WHAT IS BEING ASKED:
Set down, in full, every record in the block.

· · ·

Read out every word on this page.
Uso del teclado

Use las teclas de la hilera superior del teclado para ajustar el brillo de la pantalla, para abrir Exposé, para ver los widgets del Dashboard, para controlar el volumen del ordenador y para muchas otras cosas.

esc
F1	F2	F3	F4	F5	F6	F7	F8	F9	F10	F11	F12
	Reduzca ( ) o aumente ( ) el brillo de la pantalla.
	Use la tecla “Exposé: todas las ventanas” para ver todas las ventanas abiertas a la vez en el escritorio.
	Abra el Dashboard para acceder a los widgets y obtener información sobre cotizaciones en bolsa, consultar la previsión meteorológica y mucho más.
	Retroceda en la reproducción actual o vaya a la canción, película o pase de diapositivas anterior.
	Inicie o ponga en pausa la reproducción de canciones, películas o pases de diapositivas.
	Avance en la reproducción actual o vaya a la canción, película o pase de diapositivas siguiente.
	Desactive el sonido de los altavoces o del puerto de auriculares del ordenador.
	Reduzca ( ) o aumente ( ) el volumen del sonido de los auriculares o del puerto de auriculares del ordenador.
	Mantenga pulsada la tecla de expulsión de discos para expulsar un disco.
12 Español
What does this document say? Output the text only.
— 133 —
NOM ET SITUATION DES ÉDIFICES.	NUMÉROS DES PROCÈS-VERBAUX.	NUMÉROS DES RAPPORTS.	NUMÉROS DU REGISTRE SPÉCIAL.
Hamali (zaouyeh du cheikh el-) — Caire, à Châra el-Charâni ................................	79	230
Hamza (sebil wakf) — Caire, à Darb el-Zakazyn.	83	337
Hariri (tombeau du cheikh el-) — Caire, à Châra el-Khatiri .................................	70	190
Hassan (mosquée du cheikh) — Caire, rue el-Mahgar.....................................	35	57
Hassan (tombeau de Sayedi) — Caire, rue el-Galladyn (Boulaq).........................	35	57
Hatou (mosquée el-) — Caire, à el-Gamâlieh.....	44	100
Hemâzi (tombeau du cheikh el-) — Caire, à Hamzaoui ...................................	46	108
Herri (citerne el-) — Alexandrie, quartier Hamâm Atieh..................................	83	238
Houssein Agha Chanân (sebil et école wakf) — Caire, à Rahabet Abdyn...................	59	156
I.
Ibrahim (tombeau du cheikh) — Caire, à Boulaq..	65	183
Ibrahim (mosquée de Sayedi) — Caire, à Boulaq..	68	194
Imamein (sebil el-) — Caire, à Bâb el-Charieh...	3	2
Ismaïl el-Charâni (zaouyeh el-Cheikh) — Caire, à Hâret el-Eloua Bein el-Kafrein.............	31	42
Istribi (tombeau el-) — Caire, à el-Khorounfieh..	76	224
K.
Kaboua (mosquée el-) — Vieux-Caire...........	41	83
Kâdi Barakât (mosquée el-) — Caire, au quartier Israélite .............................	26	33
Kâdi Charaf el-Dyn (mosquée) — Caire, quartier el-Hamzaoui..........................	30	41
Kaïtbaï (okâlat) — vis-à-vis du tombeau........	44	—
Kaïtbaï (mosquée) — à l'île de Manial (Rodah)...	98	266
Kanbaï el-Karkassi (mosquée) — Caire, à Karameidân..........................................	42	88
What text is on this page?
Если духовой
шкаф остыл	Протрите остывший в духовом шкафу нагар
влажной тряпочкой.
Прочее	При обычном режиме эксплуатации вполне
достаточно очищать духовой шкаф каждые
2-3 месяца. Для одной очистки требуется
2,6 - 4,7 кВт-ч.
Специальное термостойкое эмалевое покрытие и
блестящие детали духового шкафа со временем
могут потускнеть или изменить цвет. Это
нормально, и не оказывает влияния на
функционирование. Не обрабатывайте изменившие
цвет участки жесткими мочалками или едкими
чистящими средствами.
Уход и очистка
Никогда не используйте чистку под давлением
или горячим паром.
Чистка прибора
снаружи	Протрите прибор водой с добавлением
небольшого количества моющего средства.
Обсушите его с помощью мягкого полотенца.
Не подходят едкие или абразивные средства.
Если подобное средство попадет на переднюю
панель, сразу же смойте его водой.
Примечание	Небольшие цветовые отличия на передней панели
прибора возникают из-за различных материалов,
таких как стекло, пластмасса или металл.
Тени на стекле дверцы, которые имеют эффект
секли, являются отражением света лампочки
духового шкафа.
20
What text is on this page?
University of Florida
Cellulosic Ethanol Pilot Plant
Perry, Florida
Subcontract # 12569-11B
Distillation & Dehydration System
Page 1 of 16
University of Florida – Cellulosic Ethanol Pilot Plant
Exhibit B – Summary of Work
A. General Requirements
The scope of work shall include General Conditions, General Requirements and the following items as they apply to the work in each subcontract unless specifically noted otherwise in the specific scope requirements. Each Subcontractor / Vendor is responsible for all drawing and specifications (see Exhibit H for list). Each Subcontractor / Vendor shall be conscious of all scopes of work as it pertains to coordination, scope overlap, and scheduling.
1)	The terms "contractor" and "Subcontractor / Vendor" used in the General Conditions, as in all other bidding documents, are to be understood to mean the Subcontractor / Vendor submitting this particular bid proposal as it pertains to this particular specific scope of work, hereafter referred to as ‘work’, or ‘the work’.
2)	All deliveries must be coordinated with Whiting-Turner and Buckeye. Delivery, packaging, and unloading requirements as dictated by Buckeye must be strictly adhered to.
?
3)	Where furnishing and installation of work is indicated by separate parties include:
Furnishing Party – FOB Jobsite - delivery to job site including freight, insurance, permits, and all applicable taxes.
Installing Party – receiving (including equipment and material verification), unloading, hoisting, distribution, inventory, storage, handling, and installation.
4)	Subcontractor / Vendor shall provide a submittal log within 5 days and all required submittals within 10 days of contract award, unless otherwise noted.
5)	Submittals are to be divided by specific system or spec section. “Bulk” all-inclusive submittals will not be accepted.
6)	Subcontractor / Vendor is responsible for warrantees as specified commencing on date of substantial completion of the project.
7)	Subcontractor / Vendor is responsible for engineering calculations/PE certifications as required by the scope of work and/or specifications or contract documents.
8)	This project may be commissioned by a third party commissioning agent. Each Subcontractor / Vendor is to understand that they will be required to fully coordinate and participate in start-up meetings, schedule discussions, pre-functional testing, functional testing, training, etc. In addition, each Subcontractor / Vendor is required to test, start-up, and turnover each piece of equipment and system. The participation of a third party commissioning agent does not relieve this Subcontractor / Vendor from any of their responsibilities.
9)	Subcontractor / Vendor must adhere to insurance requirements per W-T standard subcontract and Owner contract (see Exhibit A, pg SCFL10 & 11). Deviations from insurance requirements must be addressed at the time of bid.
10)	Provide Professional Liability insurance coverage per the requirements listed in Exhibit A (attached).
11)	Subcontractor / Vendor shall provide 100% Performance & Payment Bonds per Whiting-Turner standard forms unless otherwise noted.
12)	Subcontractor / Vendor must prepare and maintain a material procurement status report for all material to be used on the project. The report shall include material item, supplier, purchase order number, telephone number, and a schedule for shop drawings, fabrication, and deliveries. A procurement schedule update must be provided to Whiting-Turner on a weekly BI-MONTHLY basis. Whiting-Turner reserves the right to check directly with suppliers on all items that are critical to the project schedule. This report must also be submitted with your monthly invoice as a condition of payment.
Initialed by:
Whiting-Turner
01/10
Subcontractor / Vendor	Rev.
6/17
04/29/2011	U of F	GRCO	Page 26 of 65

· · ·

RESULT OF THE EXERCISE:
Read out every word on this page.
Uso del teclado

Use las teclas de la hilera superior del teclado para ajustar el brillo de la pantalla, para abrir Exposé, para ver los widgets del Dashboard, para controlar el volumen del ordenador y para muchas otras cosas.

esc
F1	F2	F3	F4	F5	F6	F7	F8	F9	F10	F11	F12
	Reduzca ( ) o aumente ( ) el brillo de la pantalla.
	Use la tecla “Exposé: todas las ventanas” para ver todas las ventanas abiertas a la vez en el escritorio.
	Abra el Dashboard para acceder a los widgets y obtener información sobre cotizaciones en bolsa, consultar la previsión meteorológica y mucho más.
	Retroceda en la reproducción actual o vaya a la canción, película o pase de diapositivas anterior.
	Inicie o ponga en pausa la reproducción de canciones, películas o pases de diapositivas.
	Avance en la reproducción actual o vaya a la canción, película o pase de diapositivas siguiente.
	Desactive el sonido de los altavoces o del puerto de auriculares del ordenador.
	Reduzca ( ) o aumente ( ) el volumen del sonido de los auriculares o del puerto de auriculares del ordenador.
	Mantenga pulsada la tecla de expulsión de discos para expulsar un disco.
12 Español
What does this document say? Output the text only.
— 133 —
NOM ET SITUATION DES ÉDIFICES.	NUMÉROS DES PROCÈS-VERBAUX.	NUMÉROS DES RAPPORTS.	NUMÉROS DU REGISTRE SPÉCIAL.
Hamali (zaouyeh du cheikh el-) — Caire, à Châra el-Charâni ................................	79	230
Hamza (sebil wakf) — Caire, à Darb el-Zakazyn.	83	337
Hariri (tombeau du cheikh el-) — Caire, à Châra el-Khatiri .................................	70	190
Hassan (mosquée du cheikh) — Caire, rue el-Mahgar.....................................	35	57
Hassan (tombeau de Sayedi) — Caire, rue el-Galladyn (Boulaq).........................	35	57
Hatou (mosquée el-) — Caire, à el-Gamâlieh.....	44	100
Hemâzi (tombeau du cheikh el-) — Caire, à Hamzaoui ...................................	46	108
Herri (citerne el-) — Alexandrie, quartier Hamâm Atieh..................................	83	238
Houssein Agha Chanân (sebil et école wakf) — Caire, à Rahabet Abdyn...................	59	156
I.
Ibrahim (tombeau du cheikh) — Caire, à Boulaq..	65	183
Ibrahim (mosquée de Sayedi) — Caire, à Boulaq..	68	194
Imamein (sebil el-) — Caire, à Bâb el-Charieh...	3	2
Ismaïl el-Charâni (zaouyeh el-Cheikh) — Caire, à Hâret el-Eloua Bein el-Kafrein.............	31	42
Istribi (tombeau el-) — Caire, à el-Khorounfieh..	76	224
K.
Kaboua (mosquée el-) — Vieux-Caire...........	41	83
Kâdi Barakât (mosquée el-) — Caire, au quartier Israélite .............................	26	33
Kâdi Charaf el-Dyn (mosquée) — Caire, quartier el-Hamzaoui..........................	30	41
Kaïtbaï (okâlat) — vis-à-vis du tombeau........	44	—
Kaïtbaï (mosquée) — à l'île de Manial (Rodah)...	98	266
Kanbaï el-Karkassi (mosquée) — Caire, à Karameidân..........................................	42	88
What text is on this page?
Если духовой
шкаф остыл	Протрите остывший в духовом шкафу нагар
влажной тряпочкой.
Прочее	При обычном режиме эксплуатации вполне
достаточно очищать духовой шкаф каждые
2-3 месяца. Для одной очистки требуется
2,6 - 4,7 кВт-ч.
Специальное термостойкое эмалевое покрытие и
блестящие детали духового шкафа со временем
могут потускнеть или изменить цвет. Это
нормально, и не оказывает влияния на
функционирование. Не обрабатывайте изменившие
цвет участки жесткими мочалками или едкими
чистящими средствами.
Уход и очистка
Никогда не используйте чистку под давлением
или горячим паром.
Чистка прибора
снаружи	Протрите прибор водой с добавлением
небольшого количества моющего средства.
Обсушите его с помощью мягкого полотенца.
Не подходят едкие или абразивные средства.
Если подобное средство попадет на переднюю
панель, сразу же смойте его водой.
Примечание	Небольшие цветовые отличия на передней панели
прибора возникают из-за различных материалов,
таких как стекло, пластмасса или металл.
Тени на стекле дверцы, которые имеют эффект
секли, являются отражением света лампочки
духового шкафа.
20
What text is on this page?
University of Florida
Cellulosic Ethanol Pilot Plant
Perry, Florida
Subcontract # 12569-11B
Distillation & Dehydration System
Page 1 of 16
University of Florida – Cellulosic Ethanol Pilot Plant
Exhibit B – Summary of Work
A. General Requirements
The scope of work shall include General Conditions, General Requirements and the following items as they apply to the work in each subcontract unless specifically noted otherwise in the specific scope requirements. Each Subcontractor / Vendor is responsible for all drawing and specifications (see Exhibit H for list). Each Subcontractor / Vendor shall be conscious of all scopes of work as it pertains to coordination, scope overlap, and scheduling.
1)	The terms "contractor" and "Subcontractor / Vendor" used in the General Conditions, as in all other bidding documents, are to be understood to mean the Subcontractor / Vendor submitting this particular bid proposal as it pertains to this particular specific scope of work, hereafter referred to as ‘work’, or ‘the work’.
2)	All deliveries must be coordinated with Whiting-Turner and Buckeye. Delivery, packaging, and unloading requirements as dictated by Buckeye must be strictly adhered to.
?
3)	Where furnishing and installation of work is indicated by separate parties include:
Furnishing Party – FOB Jobsite - delivery to job site including freight, insurance, permits, and all applicable taxes.
Installing Party – receiving (including equipment and material verification), unloading, hoisting, distribution, inventory, storage, handling, and installation.
4)	Subcontractor / Vendor shall provide a submittal log within 5 days and all required submittals within 10 days of contract award, unless otherwise noted.
5)	Submittals are to be divided by specific system or spec section. “Bulk” all-inclusive submittals will not be accepted.
6)	Subcontractor / Vendor is responsible for warrantees as specified commencing on date of substantial completion of the project.
7)	Subcontractor / Vendor is responsible for engineering calculations/PE certifications as required by the scope of work and/or specifications or contract documents.
8)	This project may be commissioned by a third party commissioning agent. Each Subcontractor / Vendor is to understand that they will be required to fully coordinate and participate in start-up meetings, schedule discussions, pre-functional testing, functional testing, training, etc. In addition, each Subcontractor / Vendor is required to test, start-up, and turnover each piece of equipment and system. The participation of a third party commissioning agent does not relieve this Subcontractor / Vendor from any of their responsibilities.
9)	Subcontractor / Vendor must adhere to insurance requirements per W-T standard subcontract and Owner contract (see Exhibit A, pg SCFL10 & 11). Deviations from insurance requirements must be addressed at the time of bid.
10)	Provide Professional Liability insurance coverage per the requirements listed in Exhibit A (attached).
11)	Subcontractor / Vendor shall provide 100% Performance & Payment Bonds per Whiting-Turner standard forms unless otherwise noted.
12)	Subcontractor / Vendor must prepare and maintain a material procurement status report for all material to be used on the project. The report shall include material item, supplier, purchase order number, telephone number, and a schedule for shop drawings, fabrication, and deliveries. A procurement schedule update must be provided to Whiting-Turner on a weekly BI-MONTHLY basis. Whiting-Turner reserves the right to check directly with suppliers on all items that are critical to the project schedule. This report must also be submitted with your monthly invoice as a condition of payment.
Initialed by:
Whiting-Turner
01/10
Subcontractor / Vendor	Rev.
6/17
04/29/2011	U of F	GRCO	Page 26 of 65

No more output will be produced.